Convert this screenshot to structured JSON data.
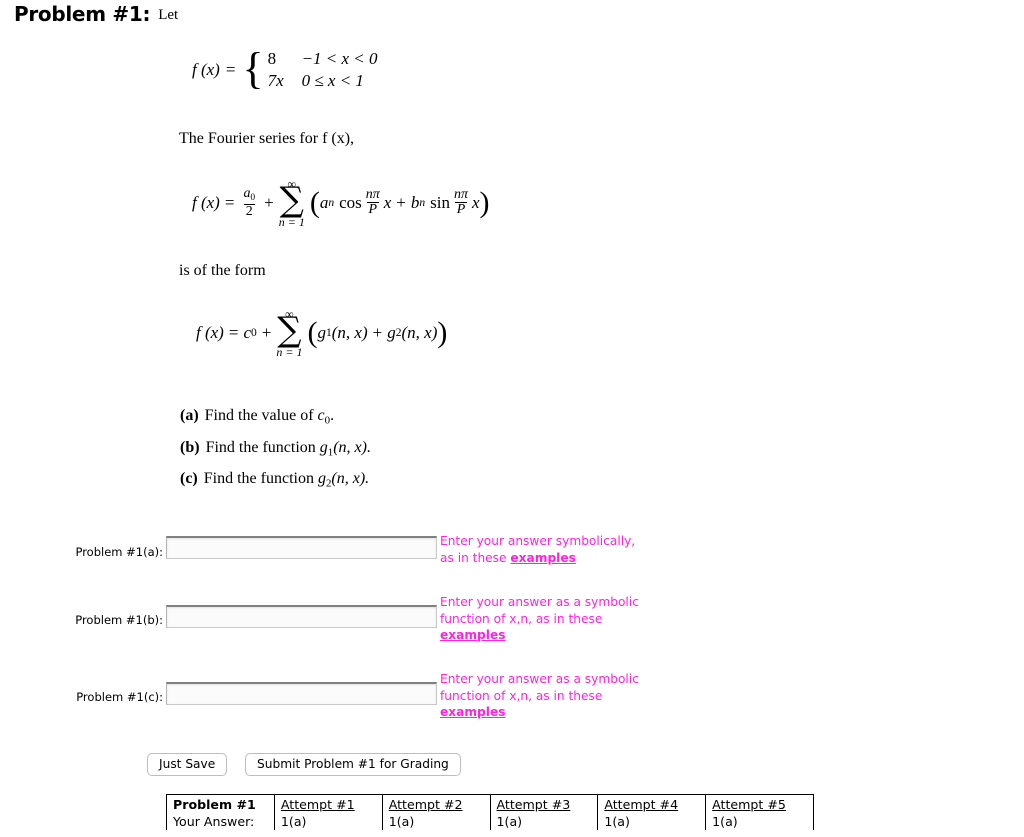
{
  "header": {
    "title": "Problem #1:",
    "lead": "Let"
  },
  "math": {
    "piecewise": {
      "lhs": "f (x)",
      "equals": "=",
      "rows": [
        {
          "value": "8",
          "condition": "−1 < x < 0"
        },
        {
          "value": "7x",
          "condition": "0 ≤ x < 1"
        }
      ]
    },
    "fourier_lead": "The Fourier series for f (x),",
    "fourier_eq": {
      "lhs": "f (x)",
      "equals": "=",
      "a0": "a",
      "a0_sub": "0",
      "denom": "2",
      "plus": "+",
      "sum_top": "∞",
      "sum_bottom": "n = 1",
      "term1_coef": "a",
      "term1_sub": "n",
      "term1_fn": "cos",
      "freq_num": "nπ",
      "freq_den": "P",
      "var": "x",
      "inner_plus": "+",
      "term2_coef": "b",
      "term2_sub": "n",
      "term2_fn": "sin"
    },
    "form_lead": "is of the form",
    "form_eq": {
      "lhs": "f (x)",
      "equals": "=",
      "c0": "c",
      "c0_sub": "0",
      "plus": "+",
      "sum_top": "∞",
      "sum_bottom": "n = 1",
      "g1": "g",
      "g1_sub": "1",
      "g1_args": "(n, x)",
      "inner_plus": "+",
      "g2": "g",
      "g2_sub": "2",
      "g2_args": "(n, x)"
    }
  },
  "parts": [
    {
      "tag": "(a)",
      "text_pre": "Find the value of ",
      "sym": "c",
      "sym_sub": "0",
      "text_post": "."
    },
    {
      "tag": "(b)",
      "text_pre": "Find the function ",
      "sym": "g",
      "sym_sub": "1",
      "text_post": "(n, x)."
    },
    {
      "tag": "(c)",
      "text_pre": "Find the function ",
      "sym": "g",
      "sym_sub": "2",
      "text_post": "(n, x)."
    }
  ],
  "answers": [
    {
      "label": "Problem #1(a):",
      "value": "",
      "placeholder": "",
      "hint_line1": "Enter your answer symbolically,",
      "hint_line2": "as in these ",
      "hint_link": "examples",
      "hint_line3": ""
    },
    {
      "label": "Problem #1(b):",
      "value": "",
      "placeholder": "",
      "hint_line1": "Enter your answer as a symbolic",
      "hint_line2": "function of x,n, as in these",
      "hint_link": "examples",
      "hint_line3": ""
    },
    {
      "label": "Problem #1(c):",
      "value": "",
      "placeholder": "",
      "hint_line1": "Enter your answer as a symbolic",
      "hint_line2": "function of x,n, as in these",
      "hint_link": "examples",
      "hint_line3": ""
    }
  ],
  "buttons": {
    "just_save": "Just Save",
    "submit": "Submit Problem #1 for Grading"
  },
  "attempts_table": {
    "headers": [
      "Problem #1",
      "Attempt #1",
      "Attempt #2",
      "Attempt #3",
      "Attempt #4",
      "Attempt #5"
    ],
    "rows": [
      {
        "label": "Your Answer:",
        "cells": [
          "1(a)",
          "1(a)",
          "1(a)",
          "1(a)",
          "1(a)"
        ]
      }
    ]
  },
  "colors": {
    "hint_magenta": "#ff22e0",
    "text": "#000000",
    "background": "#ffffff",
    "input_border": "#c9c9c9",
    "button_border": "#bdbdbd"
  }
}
────────────────
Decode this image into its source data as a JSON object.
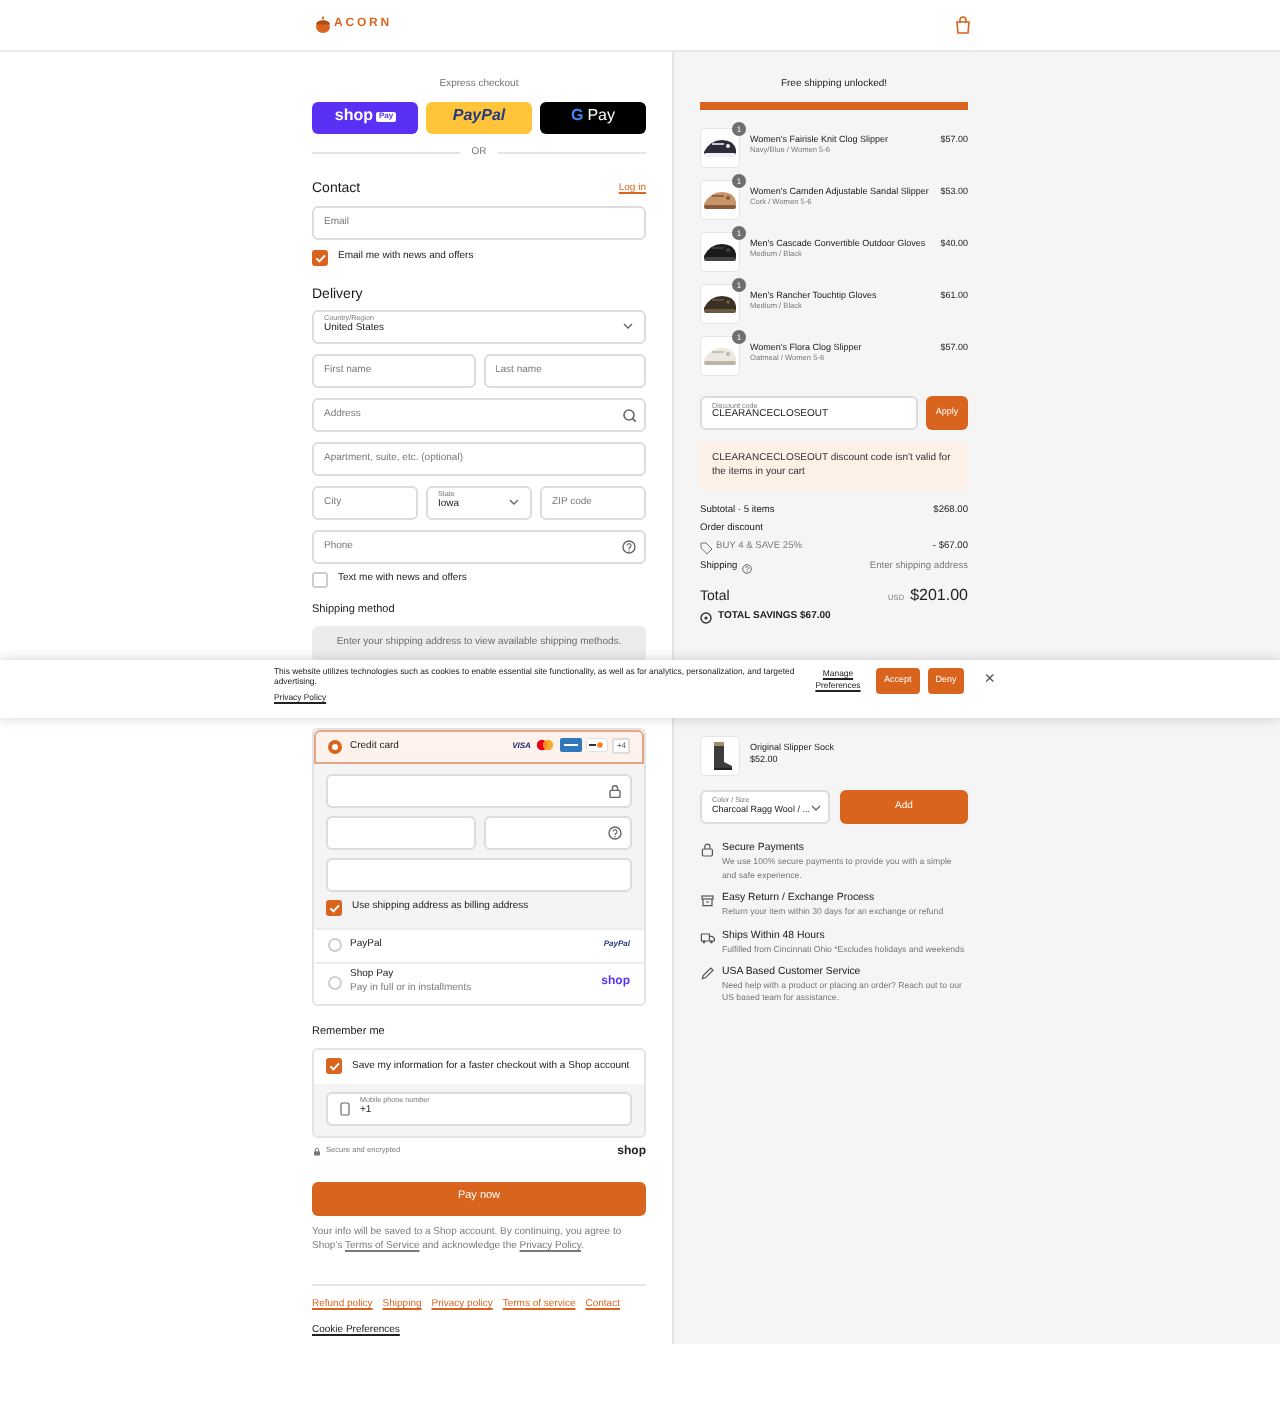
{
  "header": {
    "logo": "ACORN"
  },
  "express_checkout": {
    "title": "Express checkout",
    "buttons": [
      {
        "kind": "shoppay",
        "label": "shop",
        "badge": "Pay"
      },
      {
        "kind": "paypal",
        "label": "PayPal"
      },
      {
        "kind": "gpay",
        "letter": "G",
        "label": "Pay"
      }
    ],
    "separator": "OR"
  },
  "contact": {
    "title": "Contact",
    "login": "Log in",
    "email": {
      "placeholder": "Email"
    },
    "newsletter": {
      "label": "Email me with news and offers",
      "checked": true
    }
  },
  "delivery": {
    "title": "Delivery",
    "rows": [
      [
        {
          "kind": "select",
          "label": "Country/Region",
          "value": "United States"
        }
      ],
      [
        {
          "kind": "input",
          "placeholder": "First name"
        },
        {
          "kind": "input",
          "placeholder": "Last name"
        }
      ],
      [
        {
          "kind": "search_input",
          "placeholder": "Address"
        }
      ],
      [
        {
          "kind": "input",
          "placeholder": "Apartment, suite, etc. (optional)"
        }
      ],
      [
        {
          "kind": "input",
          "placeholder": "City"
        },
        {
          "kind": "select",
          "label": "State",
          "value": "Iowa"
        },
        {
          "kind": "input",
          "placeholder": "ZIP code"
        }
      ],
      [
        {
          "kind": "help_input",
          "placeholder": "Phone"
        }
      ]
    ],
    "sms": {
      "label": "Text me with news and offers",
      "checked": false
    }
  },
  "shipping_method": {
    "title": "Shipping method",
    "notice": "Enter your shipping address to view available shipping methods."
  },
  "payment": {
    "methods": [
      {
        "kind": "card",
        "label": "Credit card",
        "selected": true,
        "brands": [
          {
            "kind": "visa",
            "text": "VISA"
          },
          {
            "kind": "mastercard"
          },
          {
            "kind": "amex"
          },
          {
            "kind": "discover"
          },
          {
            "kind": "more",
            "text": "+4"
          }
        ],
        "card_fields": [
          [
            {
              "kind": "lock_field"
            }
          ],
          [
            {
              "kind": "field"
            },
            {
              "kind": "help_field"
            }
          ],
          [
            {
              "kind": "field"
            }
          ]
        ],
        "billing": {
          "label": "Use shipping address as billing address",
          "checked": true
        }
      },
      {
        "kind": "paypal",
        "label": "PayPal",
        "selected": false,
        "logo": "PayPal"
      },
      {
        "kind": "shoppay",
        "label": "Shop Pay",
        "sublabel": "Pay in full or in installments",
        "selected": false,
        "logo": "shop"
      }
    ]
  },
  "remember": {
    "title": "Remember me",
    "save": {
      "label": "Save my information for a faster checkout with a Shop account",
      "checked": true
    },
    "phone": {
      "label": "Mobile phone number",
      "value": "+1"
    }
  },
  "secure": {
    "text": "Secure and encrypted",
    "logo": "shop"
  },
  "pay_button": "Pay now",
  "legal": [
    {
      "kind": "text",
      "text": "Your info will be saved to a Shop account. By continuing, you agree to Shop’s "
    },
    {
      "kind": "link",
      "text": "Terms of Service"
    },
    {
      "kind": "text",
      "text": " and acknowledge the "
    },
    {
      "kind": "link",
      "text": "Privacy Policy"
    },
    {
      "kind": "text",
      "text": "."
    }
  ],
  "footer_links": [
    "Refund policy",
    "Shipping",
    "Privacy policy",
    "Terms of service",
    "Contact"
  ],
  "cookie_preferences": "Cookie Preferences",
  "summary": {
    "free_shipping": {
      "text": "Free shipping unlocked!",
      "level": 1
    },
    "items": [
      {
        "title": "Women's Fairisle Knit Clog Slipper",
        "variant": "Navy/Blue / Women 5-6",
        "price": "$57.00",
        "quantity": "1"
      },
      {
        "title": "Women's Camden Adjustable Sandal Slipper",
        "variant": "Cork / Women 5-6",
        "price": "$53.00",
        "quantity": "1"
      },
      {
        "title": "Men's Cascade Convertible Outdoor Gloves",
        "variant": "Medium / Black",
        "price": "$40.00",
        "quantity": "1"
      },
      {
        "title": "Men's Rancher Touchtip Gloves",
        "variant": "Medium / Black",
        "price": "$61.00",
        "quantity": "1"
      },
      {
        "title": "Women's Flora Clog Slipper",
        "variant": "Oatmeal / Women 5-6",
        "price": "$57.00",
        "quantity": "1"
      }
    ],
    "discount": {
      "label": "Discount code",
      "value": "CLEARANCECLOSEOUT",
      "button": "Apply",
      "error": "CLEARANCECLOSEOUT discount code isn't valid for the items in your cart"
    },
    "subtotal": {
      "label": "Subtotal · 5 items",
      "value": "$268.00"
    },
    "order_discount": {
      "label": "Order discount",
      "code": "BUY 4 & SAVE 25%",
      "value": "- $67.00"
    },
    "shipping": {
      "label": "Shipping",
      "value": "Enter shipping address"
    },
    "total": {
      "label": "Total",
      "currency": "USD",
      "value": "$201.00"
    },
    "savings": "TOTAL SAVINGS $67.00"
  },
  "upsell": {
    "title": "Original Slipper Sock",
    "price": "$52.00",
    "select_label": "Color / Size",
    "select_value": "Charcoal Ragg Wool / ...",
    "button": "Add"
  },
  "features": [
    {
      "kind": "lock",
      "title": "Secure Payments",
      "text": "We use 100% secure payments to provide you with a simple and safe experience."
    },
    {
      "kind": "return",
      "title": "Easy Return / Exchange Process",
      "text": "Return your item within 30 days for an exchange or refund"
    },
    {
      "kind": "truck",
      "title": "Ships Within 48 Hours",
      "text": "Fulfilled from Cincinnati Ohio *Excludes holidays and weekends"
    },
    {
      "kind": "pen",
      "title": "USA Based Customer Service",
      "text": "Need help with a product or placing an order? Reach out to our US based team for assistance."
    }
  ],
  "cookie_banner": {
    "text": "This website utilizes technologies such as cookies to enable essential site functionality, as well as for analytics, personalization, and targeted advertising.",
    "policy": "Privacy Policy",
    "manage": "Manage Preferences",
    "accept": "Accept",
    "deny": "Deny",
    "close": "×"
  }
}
────────────────
#### WORK REQUIRED
Locate all lines in the listing above with the word "offers". Copy them.

#### TASK RESPONSE
      "label": "Email me with news and offers",
      "label": "Text me with news and offers",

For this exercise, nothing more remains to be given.